— Begin Records supplied —

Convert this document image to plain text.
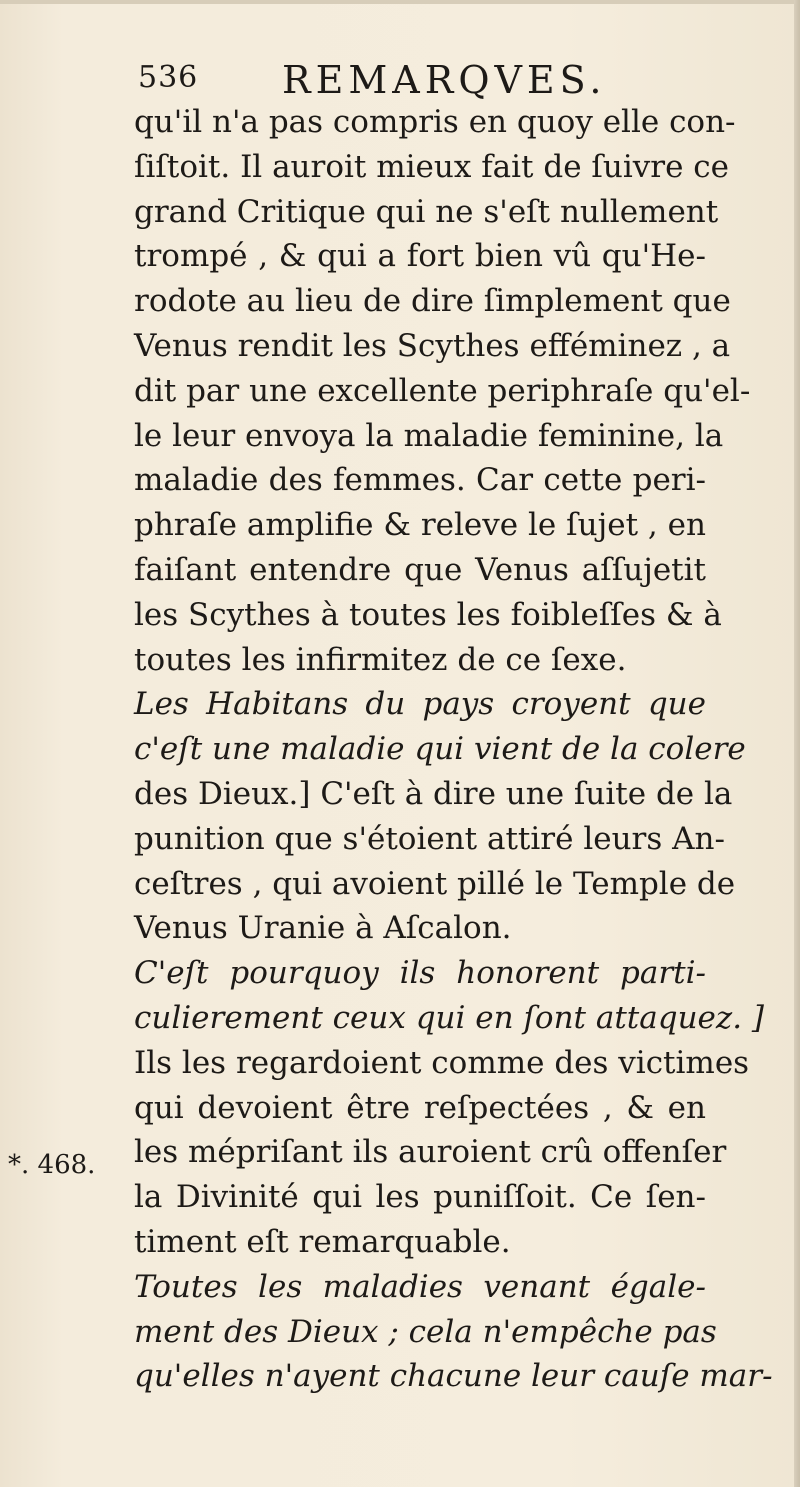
536 REMARQVES.
*. 468.
qu'il n'a pas compris en quoy elle con-
ſiſtoit. Il auroit mieux fait de ſuivre ce
grand Critique qui ne s'eſt nullement
trompé , & qui a fort bien vû qu'He-
rodote au lieu de dire ſimplement que
Venus rendit les Scythes efféminez , a
dit par une excellente periphraſe qu'el-
le leur envoya la maladie feminine, la
maladie des femmes. Car cette peri-
phraſe amplifie & releve le ſujet , en
faiſant entendre que Venus aſſujetit
les Scythes à toutes les foibleſſes & à
toutes les infirmitez de ce ſexe.
Les Habitans du pays croyent que
c'eſt une maladie qui vient de la colere
des Dieux.] C'eſt à dire une ſuite de la
punition que s'étoient attiré leurs An-
ceſtres , qui avoient pillé le Temple de
Venus Uranie à Aſcalon.
C'eſt pourquoy ils honorent parti-
culierement ceux qui en ſont attaquez. ]
Ils les regardoient comme des victimes
qui devoient être reſpectées , & en
les mépriſant ils auroient crû offenſer
la Divinité qui les puniſſoit. Ce ſen-
timent eſt remarquable.
Toutes les maladies venant égale-
ment des Dieux ; cela n'empêche pas
qu'elles n'ayent chacune leur cauſe mar-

— End Records supplied —

- Aim of the exercise
Search the listing for the word "dire" and return each line that holds it.

- Exercise solution
rodote au lieu de dire ſimplement que
des Dieux.] C'eſt à dire une ſuite de la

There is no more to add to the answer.